:: Stored data ::
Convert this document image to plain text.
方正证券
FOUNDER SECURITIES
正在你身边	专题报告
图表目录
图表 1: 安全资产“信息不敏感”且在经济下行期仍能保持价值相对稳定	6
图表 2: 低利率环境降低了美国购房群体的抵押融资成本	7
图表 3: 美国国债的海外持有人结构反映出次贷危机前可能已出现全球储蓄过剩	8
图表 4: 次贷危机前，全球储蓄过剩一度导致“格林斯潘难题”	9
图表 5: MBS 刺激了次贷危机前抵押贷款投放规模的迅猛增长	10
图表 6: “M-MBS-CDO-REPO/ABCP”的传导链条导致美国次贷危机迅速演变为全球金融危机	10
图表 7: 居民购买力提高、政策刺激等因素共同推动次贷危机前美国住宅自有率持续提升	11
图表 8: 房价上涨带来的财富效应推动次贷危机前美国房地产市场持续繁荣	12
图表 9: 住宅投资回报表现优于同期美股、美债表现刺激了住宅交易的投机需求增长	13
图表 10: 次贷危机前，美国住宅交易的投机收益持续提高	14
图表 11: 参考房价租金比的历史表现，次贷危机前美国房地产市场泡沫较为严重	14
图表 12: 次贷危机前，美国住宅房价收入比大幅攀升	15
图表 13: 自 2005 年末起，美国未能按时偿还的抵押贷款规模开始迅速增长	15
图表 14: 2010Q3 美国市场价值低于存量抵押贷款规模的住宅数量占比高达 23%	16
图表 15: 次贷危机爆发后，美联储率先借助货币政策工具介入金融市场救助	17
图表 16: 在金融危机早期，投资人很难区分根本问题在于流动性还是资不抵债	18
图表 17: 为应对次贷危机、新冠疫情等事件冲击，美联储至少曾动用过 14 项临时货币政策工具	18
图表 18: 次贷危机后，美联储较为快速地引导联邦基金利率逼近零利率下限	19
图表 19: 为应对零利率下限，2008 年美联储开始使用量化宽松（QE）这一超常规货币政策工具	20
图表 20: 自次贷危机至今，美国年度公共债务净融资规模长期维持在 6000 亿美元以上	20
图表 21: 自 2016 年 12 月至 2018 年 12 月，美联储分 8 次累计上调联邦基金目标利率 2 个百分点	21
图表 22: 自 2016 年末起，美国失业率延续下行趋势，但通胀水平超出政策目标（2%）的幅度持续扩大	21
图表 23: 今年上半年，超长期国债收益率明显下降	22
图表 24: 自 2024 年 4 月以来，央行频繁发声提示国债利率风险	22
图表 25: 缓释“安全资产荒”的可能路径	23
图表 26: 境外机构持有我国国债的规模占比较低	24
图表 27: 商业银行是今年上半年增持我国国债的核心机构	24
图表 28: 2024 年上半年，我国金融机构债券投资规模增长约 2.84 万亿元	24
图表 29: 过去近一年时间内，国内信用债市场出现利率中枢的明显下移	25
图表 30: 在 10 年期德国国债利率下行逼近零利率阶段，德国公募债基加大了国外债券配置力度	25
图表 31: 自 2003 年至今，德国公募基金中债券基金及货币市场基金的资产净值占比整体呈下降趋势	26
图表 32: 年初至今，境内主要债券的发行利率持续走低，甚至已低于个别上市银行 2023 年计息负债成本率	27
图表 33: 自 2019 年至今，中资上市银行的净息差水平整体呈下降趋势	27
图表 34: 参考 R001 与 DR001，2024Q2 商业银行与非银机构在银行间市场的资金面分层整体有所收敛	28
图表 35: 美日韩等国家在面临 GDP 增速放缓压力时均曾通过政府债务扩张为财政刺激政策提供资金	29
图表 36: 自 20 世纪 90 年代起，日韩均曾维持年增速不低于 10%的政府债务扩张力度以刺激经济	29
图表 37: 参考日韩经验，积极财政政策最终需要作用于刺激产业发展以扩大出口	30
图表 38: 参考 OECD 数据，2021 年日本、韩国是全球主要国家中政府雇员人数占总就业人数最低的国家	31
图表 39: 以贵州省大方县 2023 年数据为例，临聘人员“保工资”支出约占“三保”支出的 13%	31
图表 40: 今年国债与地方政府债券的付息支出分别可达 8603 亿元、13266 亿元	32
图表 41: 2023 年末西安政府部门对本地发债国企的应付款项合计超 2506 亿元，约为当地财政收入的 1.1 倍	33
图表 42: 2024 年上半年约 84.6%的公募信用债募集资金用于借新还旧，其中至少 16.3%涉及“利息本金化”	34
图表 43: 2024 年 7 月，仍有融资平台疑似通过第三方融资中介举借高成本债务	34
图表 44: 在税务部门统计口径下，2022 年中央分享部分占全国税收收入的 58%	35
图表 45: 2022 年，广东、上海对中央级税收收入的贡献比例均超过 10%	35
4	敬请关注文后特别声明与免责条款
:::
> [Exercise instructions] All of the entries above need to be reproduced exactly.

> [Completed exercise]
Convert this document image to plain text.
方正证券
FOUNDER SECURITIES
正在你身边	专题报告
图表目录
图表 1: 安全资产“信息不敏感”且在经济下行期仍能保持价值相对稳定	6
图表 2: 低利率环境降低了美国购房群体的抵押融资成本	7
图表 3: 美国国债的海外持有人结构反映出次贷危机前可能已出现全球储蓄过剩	8
图表 4: 次贷危机前，全球储蓄过剩一度导致“格林斯潘难题”	9
图表 5: MBS 刺激了次贷危机前抵押贷款投放规模的迅猛增长	10
图表 6: “M-MBS-CDO-REPO/ABCP”的传导链条导致美国次贷危机迅速演变为全球金融危机	10
图表 7: 居民购买力提高、政策刺激等因素共同推动次贷危机前美国住宅自有率持续提升	11
图表 8: 房价上涨带来的财富效应推动次贷危机前美国房地产市场持续繁荣	12
图表 9: 住宅投资回报表现优于同期美股、美债表现刺激了住宅交易的投机需求增长	13
图表 10: 次贷危机前，美国住宅交易的投机收益持续提高	14
图表 11: 参考房价租金比的历史表现，次贷危机前美国房地产市场泡沫较为严重	14
图表 12: 次贷危机前，美国住宅房价收入比大幅攀升	15
图表 13: 自 2005 年末起，美国未能按时偿还的抵押贷款规模开始迅速增长	15
图表 14: 2010Q3 美国市场价值低于存量抵押贷款规模的住宅数量占比高达 23%	16
图表 15: 次贷危机爆发后，美联储率先借助货币政策工具介入金融市场救助	17
图表 16: 在金融危机早期，投资人很难区分根本问题在于流动性还是资不抵债	18
图表 17: 为应对次贷危机、新冠疫情等事件冲击，美联储至少曾动用过 14 项临时货币政策工具	18
图表 18: 次贷危机后，美联储较为快速地引导联邦基金利率逼近零利率下限	19
图表 19: 为应对零利率下限，2008 年美联储开始使用量化宽松（QE）这一超常规货币政策工具	20
图表 20: 自次贷危机至今，美国年度公共债务净融资规模长期维持在 6000 亿美元以上	20
图表 21: 自 2016 年 12 月至 2018 年 12 月，美联储分 8 次累计上调联邦基金目标利率 2 个百分点	21
图表 22: 自 2016 年末起，美国失业率延续下行趋势，但通胀水平超出政策目标（2%）的幅度持续扩大	21
图表 23: 今年上半年，超长期国债收益率明显下降	22
图表 24: 自 2024 年 4 月以来，央行频繁发声提示国债利率风险	22
图表 25: 缓释“安全资产荒”的可能路径	23
图表 26: 境外机构持有我国国债的规模占比较低	24
图表 27: 商业银行是今年上半年增持我国国债的核心机构	24
图表 28: 2024 年上半年，我国金融机构债券投资规模增长约 2.84 万亿元	24
图表 29: 过去近一年时间内，国内信用债市场出现利率中枢的明显下移	25
图表 30: 在 10 年期德国国债利率下行逼近零利率阶段，德国公募债基加大了国外债券配置力度	25
图表 31: 自 2003 年至今，德国公募基金中债券基金及货币市场基金的资产净值占比整体呈下降趋势	26
图表 32: 年初至今，境内主要债券的发行利率持续走低，甚至已低于个别上市银行 2023 年计息负债成本率	27
图表 33: 自 2019 年至今，中资上市银行的净息差水平整体呈下降趋势	27
图表 34: 参考 R001 与 DR001，2024Q2 商业银行与非银机构在银行间市场的资金面分层整体有所收敛	28
图表 35: 美日韩等国家在面临 GDP 增速放缓压力时均曾通过政府债务扩张为财政刺激政策提供资金	29
图表 36: 自 20 世纪 90 年代起，日韩均曾维持年增速不低于 10%的政府债务扩张力度以刺激经济	29
图表 37: 参考日韩经验，积极财政政策最终需要作用于刺激产业发展以扩大出口	30
图表 38: 参考 OECD 数据，2021 年日本、韩国是全球主要国家中政府雇员人数占总就业人数最低的国家	31
图表 39: 以贵州省大方县 2023 年数据为例，临聘人员“保工资”支出约占“三保”支出的 13%	31
图表 40: 今年国债与地方政府债券的付息支出分别可达 8603 亿元、13266 亿元	32
图表 41: 2023 年末西安政府部门对本地发债国企的应付款项合计超 2506 亿元，约为当地财政收入的 1.1 倍	33
图表 42: 2024 年上半年约 84.6%的公募信用债募集资金用于借新还旧，其中至少 16.3%涉及“利息本金化”	34
图表 43: 2024 年 7 月，仍有融资平台疑似通过第三方融资中介举借高成本债务	34
图表 44: 在税务部门统计口径下，2022 年中央分享部分占全国税收收入的 58%	35
图表 45: 2022 年，广东、上海对中央级税收收入的贡献比例均超过 10%	35
4	敬请关注文后特别声明与免责条款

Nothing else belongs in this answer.